# Your goal:
Make an exact copy of the records, with the pictures left out.

# Listed records:
------------

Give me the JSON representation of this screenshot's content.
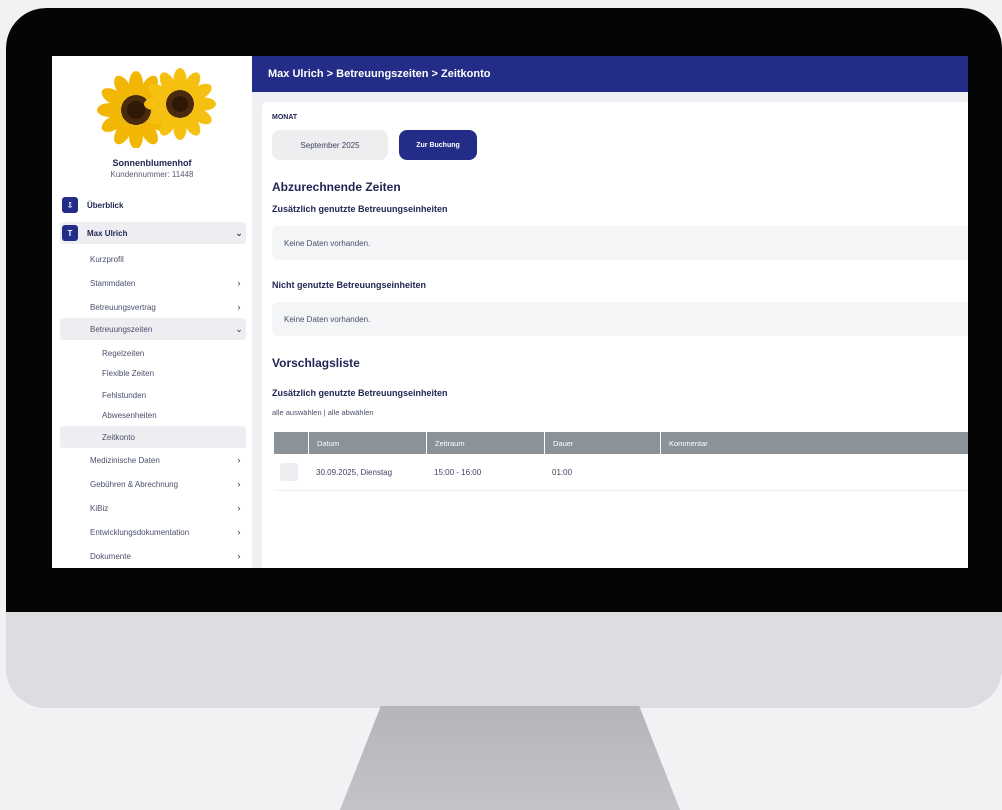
{
  "colors": {
    "primary": "#232c86",
    "table_header": "#8b9399",
    "bezel": "#050505"
  },
  "header": {
    "breadcrumb": "Max Ulrich > Betreuungszeiten > Zeitkonto"
  },
  "sidebar": {
    "org_name": "Sonnenblumenhof",
    "customer_number": "Kundennummer: 11448",
    "items": [
      {
        "label": "Überblick",
        "badge": "⇩",
        "icon": "download-icon"
      },
      {
        "label": "Max Ulrich",
        "badge": "T",
        "arrow": "⌄"
      },
      {
        "label": "Kurzprofil"
      },
      {
        "label": "Stammdaten",
        "arrow": "›"
      },
      {
        "label": "Betreuungsvertrag",
        "arrow": "›"
      },
      {
        "label": "Betreuungszeiten",
        "arrow": "⌄"
      },
      {
        "label": "Regelzeiten"
      },
      {
        "label": "Flexible Zeiten"
      },
      {
        "label": "Fehlstunden"
      },
      {
        "label": "Abwesenheiten"
      },
      {
        "label": "Zeitkonto"
      },
      {
        "label": "Medizinische Daten",
        "arrow": "›"
      },
      {
        "label": "Gebühren & Abrechnung",
        "arrow": "›"
      },
      {
        "label": "KiBiz",
        "arrow": "›"
      },
      {
        "label": "Entwicklungsdokumentation",
        "arrow": "›"
      },
      {
        "label": "Dokumente",
        "arrow": "›"
      }
    ]
  },
  "main": {
    "month_label": "MONAT",
    "month_value": "September 2025",
    "booking_button": "Zur Buchung",
    "section1_title": "Abzurechnende Zeiten",
    "section1_sub1": "Zusätzlich genutzte Betreuungseinheiten",
    "section1_nodata1": "Keine Daten vorhanden.",
    "section1_sub2": "Nicht genutzte Betreuungseinheiten",
    "section1_nodata2": "Keine Daten vorhanden.",
    "section2_title": "Vorschlagsliste",
    "section2_sub": "Zusätzlich genutzte Betreuungseinheiten",
    "select_links": "alle auswählen | alle abwählen",
    "table": {
      "columns": [
        "Datum",
        "Zeitraum",
        "Dauer",
        "Kommentar"
      ],
      "rows": [
        {
          "datum": "30.09.2025, Dienstag",
          "zeitraum": "15:00 - 16:00",
          "dauer": "01:00",
          "kommentar": ""
        }
      ]
    }
  }
}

------------

# Response to the task:
Give me the JSON representation of this screenshot's content.
{
  "colors": {
    "primary": "#232c86",
    "table_header": "#8b9399",
    "bezel": "#050505"
  },
  "header": {
    "breadcrumb": "Max Ulrich > Betreuungszeiten > Zeitkonto"
  },
  "sidebar": {
    "org_name": "Sonnenblumenhof",
    "customer_number": "Kundennummer: 11448",
    "items": [
      {
        "label": "Überblick",
        "badge": "⇩",
        "icon": "download-icon"
      },
      {
        "label": "Max Ulrich",
        "badge": "T",
        "arrow": "⌄"
      },
      {
        "label": "Kurzprofil"
      },
      {
        "label": "Stammdaten",
        "arrow": "›"
      },
      {
        "label": "Betreuungsvertrag",
        "arrow": "›"
      },
      {
        "label": "Betreuungszeiten",
        "arrow": "⌄"
      },
      {
        "label": "Regelzeiten"
      },
      {
        "label": "Flexible Zeiten"
      },
      {
        "label": "Fehlstunden"
      },
      {
        "label": "Abwesenheiten"
      },
      {
        "label": "Zeitkonto"
      },
      {
        "label": "Medizinische Daten",
        "arrow": "›"
      },
      {
        "label": "Gebühren & Abrechnung",
        "arrow": "›"
      },
      {
        "label": "KiBiz",
        "arrow": "›"
      },
      {
        "label": "Entwicklungsdokumentation",
        "arrow": "›"
      },
      {
        "label": "Dokumente",
        "arrow": "›"
      }
    ]
  },
  "main": {
    "month_label": "MONAT",
    "month_value": "September 2025",
    "booking_button": "Zur Buchung",
    "section1_title": "Abzurechnende Zeiten",
    "section1_sub1": "Zusätzlich genutzte Betreuungseinheiten",
    "section1_nodata1": "Keine Daten vorhanden.",
    "section1_sub2": "Nicht genutzte Betreuungseinheiten",
    "section1_nodata2": "Keine Daten vorhanden.",
    "section2_title": "Vorschlagsliste",
    "section2_sub": "Zusätzlich genutzte Betreuungseinheiten",
    "select_links": "alle auswählen | alle abwählen",
    "table": {
      "columns": [
        "Datum",
        "Zeitraum",
        "Dauer",
        "Kommentar"
      ],
      "rows": [
        {
          "datum": "30.09.2025, Dienstag",
          "zeitraum": "15:00 - 16:00",
          "dauer": "01:00",
          "kommentar": ""
        }
      ]
    }
  }
}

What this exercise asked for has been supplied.